• **What to work on**
From the first line to the last, copy the material word for word; pictures stay out.

---*---

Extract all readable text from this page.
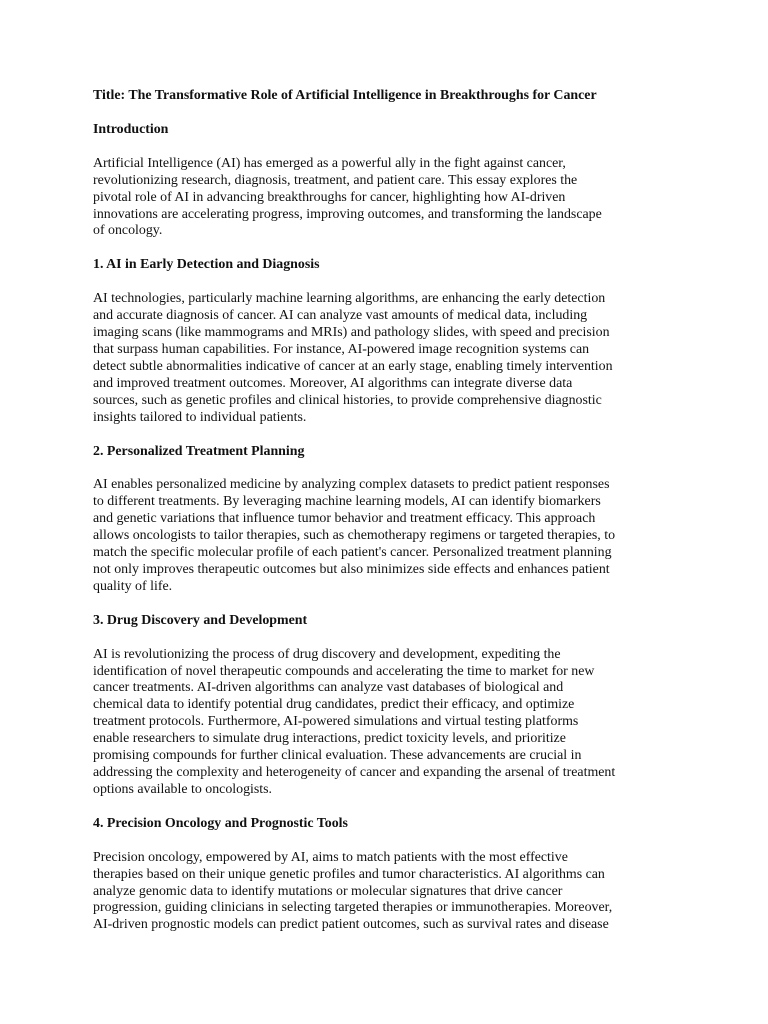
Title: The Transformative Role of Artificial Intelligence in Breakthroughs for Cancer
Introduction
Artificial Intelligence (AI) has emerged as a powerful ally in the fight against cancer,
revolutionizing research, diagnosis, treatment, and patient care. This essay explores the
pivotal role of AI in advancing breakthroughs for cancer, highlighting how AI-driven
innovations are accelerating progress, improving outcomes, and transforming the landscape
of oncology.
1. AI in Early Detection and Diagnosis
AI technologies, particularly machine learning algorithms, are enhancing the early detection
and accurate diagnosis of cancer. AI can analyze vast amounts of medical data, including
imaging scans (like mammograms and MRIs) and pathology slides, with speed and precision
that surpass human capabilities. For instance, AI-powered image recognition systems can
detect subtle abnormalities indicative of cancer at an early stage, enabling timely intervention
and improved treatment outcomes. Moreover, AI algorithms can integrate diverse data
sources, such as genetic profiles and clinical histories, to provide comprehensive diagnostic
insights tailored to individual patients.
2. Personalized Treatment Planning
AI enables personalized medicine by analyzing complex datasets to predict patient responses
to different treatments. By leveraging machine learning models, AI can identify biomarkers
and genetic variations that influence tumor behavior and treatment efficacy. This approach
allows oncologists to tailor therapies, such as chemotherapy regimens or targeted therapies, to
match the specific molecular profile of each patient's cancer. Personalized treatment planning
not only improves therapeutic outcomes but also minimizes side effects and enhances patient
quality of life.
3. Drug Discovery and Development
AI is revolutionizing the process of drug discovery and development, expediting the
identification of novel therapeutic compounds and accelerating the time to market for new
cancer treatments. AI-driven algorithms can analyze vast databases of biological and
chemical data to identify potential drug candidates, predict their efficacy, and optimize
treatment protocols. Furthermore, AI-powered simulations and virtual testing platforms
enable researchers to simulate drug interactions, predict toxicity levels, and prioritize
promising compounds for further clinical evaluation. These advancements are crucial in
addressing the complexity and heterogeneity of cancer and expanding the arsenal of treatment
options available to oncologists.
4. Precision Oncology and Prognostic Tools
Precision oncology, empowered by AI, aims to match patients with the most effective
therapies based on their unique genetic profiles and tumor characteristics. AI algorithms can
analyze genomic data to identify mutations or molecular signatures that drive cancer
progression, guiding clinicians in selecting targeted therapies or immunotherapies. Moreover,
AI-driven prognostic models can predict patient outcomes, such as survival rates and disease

---*---

• **Solution for this exercise**
Extract all readable text from this page.
Title: The Transformative Role of Artificial Intelligence in Breakthroughs for Cancer
Introduction
Artificial Intelligence (AI) has emerged as a powerful ally in the fight against cancer,
revolutionizing research, diagnosis, treatment, and patient care. This essay explores the
pivotal role of AI in advancing breakthroughs for cancer, highlighting how AI-driven
innovations are accelerating progress, improving outcomes, and transforming the landscape
of oncology.
1. AI in Early Detection and Diagnosis
AI technologies, particularly machine learning algorithms, are enhancing the early detection
and accurate diagnosis of cancer. AI can analyze vast amounts of medical data, including
imaging scans (like mammograms and MRIs) and pathology slides, with speed and precision
that surpass human capabilities. For instance, AI-powered image recognition systems can
detect subtle abnormalities indicative of cancer at an early stage, enabling timely intervention
and improved treatment outcomes. Moreover, AI algorithms can integrate diverse data
sources, such as genetic profiles and clinical histories, to provide comprehensive diagnostic
insights tailored to individual patients.
2. Personalized Treatment Planning
AI enables personalized medicine by analyzing complex datasets to predict patient responses
to different treatments. By leveraging machine learning models, AI can identify biomarkers
and genetic variations that influence tumor behavior and treatment efficacy. This approach
allows oncologists to tailor therapies, such as chemotherapy regimens or targeted therapies, to
match the specific molecular profile of each patient's cancer. Personalized treatment planning
not only improves therapeutic outcomes but also minimizes side effects and enhances patient
quality of life.
3. Drug Discovery and Development
AI is revolutionizing the process of drug discovery and development, expediting the
identification of novel therapeutic compounds and accelerating the time to market for new
cancer treatments. AI-driven algorithms can analyze vast databases of biological and
chemical data to identify potential drug candidates, predict their efficacy, and optimize
treatment protocols. Furthermore, AI-powered simulations and virtual testing platforms
enable researchers to simulate drug interactions, predict toxicity levels, and prioritize
promising compounds for further clinical evaluation. These advancements are crucial in
addressing the complexity and heterogeneity of cancer and expanding the arsenal of treatment
options available to oncologists.
4. Precision Oncology and Prognostic Tools
Precision oncology, empowered by AI, aims to match patients with the most effective
therapies based on their unique genetic profiles and tumor characteristics. AI algorithms can
analyze genomic data to identify mutations or molecular signatures that drive cancer
progression, guiding clinicians in selecting targeted therapies or immunotherapies. Moreover,
AI-driven prognostic models can predict patient outcomes, such as survival rates and disease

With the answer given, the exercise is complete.